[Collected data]
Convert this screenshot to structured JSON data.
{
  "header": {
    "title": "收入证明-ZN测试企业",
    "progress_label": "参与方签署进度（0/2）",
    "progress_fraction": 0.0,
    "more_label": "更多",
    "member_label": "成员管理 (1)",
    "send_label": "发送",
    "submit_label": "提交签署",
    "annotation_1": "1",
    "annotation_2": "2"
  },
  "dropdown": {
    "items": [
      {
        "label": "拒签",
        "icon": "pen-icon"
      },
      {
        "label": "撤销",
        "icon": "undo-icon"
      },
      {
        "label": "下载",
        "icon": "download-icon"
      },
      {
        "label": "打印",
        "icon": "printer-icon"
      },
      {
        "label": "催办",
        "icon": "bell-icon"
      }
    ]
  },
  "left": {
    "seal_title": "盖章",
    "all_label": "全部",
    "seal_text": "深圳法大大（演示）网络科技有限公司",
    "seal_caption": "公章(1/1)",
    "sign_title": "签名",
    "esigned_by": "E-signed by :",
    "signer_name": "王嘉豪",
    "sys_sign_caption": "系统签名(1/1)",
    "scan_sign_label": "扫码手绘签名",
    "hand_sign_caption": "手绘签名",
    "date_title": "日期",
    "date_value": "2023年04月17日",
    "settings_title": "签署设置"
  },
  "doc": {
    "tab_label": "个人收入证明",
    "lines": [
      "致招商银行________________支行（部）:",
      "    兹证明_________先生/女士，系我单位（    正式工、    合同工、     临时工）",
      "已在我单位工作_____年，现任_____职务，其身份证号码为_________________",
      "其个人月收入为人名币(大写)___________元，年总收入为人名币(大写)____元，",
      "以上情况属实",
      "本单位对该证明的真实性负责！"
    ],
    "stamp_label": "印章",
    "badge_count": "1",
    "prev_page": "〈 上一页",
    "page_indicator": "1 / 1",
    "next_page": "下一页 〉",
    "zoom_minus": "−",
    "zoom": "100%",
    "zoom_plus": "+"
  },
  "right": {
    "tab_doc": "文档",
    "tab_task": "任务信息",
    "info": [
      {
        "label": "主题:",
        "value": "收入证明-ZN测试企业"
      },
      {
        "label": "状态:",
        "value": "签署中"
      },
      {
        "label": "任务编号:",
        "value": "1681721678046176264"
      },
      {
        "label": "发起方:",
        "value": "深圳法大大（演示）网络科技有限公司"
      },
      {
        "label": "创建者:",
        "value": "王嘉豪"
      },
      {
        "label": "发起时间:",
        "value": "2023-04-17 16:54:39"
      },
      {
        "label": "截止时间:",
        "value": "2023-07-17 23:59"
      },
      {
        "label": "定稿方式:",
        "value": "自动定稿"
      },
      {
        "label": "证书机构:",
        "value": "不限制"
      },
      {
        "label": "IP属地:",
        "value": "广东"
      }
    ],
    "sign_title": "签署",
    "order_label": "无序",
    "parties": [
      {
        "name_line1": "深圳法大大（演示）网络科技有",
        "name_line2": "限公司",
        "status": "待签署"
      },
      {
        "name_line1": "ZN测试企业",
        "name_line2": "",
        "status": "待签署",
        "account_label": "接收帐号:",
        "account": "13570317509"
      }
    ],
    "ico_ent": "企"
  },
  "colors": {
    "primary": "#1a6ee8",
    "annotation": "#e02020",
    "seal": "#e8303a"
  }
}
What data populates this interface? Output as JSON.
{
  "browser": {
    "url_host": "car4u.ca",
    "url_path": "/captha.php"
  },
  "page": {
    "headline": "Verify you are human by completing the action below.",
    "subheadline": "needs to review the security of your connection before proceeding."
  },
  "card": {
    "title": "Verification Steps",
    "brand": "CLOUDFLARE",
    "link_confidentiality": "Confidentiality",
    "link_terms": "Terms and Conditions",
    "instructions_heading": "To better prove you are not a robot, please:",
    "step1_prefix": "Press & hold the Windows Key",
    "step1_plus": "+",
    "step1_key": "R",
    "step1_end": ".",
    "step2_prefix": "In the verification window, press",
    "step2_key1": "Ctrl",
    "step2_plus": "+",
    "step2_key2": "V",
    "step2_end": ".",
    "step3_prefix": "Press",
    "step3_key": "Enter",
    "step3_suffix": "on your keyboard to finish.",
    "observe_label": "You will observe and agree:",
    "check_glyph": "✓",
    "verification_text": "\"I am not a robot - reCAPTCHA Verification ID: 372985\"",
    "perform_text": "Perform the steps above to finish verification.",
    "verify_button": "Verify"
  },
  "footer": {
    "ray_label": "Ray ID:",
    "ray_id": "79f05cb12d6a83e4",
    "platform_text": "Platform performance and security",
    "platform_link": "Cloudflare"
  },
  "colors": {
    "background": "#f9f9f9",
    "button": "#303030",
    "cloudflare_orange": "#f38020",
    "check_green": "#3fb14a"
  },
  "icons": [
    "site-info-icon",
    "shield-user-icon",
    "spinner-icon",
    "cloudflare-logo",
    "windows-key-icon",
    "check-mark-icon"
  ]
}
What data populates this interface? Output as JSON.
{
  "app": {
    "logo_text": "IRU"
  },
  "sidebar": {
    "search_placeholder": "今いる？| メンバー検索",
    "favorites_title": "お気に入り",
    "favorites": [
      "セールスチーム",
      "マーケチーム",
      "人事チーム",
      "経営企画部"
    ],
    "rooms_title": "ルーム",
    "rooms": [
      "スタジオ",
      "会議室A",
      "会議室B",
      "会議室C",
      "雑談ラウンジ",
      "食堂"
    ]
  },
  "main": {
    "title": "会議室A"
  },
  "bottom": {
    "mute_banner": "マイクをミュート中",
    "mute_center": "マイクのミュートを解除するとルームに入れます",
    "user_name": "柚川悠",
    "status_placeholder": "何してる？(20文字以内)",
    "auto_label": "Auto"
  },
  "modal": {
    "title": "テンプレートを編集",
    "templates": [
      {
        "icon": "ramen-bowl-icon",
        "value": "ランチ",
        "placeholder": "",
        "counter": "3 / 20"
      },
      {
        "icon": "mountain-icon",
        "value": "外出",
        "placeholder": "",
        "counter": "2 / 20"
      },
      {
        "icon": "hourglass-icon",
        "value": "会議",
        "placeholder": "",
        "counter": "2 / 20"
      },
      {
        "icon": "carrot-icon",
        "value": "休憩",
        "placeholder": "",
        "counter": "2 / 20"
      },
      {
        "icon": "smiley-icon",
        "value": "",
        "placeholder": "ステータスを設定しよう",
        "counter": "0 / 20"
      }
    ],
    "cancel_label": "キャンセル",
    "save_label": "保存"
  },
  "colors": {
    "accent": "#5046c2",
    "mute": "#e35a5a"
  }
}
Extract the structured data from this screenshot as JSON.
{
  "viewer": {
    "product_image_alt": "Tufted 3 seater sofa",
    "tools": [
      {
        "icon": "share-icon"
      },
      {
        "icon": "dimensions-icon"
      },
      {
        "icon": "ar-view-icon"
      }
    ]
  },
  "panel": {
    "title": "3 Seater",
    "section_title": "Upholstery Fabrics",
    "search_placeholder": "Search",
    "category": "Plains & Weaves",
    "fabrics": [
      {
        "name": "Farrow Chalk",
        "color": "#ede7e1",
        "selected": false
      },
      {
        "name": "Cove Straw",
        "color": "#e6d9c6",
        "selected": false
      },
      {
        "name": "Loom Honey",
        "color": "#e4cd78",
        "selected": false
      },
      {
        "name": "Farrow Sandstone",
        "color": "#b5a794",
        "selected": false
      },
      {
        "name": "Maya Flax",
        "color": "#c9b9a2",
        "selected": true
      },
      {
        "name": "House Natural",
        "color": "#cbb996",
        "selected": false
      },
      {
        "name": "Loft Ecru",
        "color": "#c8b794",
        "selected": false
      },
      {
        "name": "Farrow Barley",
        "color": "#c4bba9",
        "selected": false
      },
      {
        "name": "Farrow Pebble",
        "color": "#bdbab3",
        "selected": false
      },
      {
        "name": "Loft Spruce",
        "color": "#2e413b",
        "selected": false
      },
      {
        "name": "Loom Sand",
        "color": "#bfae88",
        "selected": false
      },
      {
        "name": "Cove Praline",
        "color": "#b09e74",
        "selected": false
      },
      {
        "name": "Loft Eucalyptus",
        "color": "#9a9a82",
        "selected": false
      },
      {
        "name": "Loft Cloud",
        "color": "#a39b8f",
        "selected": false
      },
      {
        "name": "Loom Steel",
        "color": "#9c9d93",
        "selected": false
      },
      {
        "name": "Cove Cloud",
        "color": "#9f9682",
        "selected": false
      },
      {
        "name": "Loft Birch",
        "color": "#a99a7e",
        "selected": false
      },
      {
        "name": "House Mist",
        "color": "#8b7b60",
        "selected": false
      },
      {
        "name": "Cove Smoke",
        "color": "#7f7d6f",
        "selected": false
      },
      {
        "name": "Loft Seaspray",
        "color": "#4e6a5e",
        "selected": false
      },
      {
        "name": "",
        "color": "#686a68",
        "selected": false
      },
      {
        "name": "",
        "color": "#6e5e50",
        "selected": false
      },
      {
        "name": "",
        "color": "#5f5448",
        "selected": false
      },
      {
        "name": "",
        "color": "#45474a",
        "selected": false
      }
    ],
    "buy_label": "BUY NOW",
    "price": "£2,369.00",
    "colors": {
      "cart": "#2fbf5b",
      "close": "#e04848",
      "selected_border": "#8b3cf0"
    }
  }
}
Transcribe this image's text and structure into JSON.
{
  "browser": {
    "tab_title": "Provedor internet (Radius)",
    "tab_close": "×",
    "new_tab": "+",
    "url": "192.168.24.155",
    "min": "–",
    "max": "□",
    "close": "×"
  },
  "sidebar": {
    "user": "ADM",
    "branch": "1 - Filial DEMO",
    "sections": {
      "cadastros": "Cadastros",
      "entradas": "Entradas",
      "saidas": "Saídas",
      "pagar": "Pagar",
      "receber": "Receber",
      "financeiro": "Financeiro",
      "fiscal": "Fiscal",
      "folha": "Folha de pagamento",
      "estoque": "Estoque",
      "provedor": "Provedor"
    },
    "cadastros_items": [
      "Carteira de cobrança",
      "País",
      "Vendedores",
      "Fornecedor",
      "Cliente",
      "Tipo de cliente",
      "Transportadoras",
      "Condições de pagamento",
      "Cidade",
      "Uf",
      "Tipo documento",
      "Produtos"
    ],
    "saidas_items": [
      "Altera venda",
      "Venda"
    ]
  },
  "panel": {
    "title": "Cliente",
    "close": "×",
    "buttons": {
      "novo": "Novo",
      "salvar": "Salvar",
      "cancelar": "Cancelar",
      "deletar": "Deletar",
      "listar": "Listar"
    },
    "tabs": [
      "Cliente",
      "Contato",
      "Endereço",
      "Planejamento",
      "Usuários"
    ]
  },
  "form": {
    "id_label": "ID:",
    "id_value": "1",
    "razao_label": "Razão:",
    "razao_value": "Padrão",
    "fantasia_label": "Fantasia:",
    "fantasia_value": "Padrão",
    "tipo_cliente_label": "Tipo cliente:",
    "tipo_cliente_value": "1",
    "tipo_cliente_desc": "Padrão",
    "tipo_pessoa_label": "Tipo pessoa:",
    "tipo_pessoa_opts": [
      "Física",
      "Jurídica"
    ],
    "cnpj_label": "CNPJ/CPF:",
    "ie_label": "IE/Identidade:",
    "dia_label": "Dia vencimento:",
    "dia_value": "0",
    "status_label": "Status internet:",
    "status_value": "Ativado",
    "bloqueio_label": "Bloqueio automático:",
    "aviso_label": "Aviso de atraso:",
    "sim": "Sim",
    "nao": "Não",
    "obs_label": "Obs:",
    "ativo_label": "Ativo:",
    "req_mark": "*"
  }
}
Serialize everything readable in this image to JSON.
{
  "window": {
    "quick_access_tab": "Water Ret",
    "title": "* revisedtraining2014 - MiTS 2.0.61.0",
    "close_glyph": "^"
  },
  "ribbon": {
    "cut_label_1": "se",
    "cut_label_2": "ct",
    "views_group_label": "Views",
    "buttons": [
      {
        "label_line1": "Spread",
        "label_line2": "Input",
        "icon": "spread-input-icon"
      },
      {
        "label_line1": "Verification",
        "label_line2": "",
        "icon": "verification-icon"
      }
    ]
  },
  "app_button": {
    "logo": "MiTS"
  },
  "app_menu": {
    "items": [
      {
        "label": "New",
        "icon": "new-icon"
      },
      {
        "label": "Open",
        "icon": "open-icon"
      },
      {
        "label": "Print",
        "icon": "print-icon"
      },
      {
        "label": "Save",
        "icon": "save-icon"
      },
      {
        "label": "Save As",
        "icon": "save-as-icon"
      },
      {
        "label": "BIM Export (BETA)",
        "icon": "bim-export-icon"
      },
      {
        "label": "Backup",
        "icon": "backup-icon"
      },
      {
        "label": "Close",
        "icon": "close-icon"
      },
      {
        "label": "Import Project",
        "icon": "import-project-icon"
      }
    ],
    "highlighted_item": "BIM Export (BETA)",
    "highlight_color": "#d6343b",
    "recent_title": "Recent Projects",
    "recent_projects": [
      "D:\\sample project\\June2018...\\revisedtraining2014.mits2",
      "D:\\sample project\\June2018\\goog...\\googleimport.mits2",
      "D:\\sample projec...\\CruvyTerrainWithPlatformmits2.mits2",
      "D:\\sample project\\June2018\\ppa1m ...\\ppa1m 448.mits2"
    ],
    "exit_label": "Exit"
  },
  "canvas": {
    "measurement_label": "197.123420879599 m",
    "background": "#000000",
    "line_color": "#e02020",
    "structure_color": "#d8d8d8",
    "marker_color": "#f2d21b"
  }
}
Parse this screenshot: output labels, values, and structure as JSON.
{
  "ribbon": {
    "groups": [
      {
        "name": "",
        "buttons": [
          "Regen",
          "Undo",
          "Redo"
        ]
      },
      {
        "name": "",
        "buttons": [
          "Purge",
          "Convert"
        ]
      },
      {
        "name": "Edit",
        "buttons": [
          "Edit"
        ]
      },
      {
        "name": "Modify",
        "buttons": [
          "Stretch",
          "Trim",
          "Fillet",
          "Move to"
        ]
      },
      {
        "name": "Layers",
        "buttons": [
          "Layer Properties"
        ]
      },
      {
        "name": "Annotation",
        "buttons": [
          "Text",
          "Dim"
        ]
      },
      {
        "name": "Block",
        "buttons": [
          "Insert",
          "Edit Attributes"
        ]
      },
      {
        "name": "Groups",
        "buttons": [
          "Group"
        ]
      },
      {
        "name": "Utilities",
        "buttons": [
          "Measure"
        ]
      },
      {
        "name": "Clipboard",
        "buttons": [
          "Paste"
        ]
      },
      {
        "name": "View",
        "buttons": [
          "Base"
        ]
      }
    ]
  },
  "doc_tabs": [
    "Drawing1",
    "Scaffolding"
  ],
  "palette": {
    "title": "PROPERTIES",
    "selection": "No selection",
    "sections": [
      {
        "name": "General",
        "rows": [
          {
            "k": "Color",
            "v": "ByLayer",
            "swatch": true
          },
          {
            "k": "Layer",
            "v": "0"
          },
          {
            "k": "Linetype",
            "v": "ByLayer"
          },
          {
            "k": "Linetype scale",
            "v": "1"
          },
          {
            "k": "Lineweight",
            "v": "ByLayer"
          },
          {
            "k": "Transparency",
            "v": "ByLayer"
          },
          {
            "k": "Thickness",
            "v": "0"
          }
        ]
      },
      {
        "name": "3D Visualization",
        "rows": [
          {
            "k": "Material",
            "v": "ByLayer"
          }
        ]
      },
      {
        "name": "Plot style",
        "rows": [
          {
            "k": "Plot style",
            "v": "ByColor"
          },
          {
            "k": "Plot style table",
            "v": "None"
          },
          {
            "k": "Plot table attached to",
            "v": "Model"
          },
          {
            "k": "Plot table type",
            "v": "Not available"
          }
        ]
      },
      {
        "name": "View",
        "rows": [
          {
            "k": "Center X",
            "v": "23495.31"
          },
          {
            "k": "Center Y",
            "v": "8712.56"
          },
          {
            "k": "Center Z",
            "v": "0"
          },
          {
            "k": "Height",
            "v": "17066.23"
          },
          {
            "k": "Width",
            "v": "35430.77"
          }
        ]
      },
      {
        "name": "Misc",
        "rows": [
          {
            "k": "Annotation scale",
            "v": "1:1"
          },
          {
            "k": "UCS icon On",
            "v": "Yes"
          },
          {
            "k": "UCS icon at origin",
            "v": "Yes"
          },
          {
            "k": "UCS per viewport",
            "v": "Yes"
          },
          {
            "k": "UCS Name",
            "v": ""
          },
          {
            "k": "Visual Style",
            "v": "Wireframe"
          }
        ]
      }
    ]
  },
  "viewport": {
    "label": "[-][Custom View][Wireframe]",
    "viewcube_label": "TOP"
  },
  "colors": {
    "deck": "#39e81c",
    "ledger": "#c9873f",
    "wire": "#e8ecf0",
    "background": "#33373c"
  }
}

■ **TASK DETAILS**: Scan the listing above. Collect all lines with the word "your".

■ **RESPONSE TO THIS EXERCISE**:
    "subheadline": "needs to review the security of your connection before proceeding."
    "step3_suffix": "on your keyboard to finish.",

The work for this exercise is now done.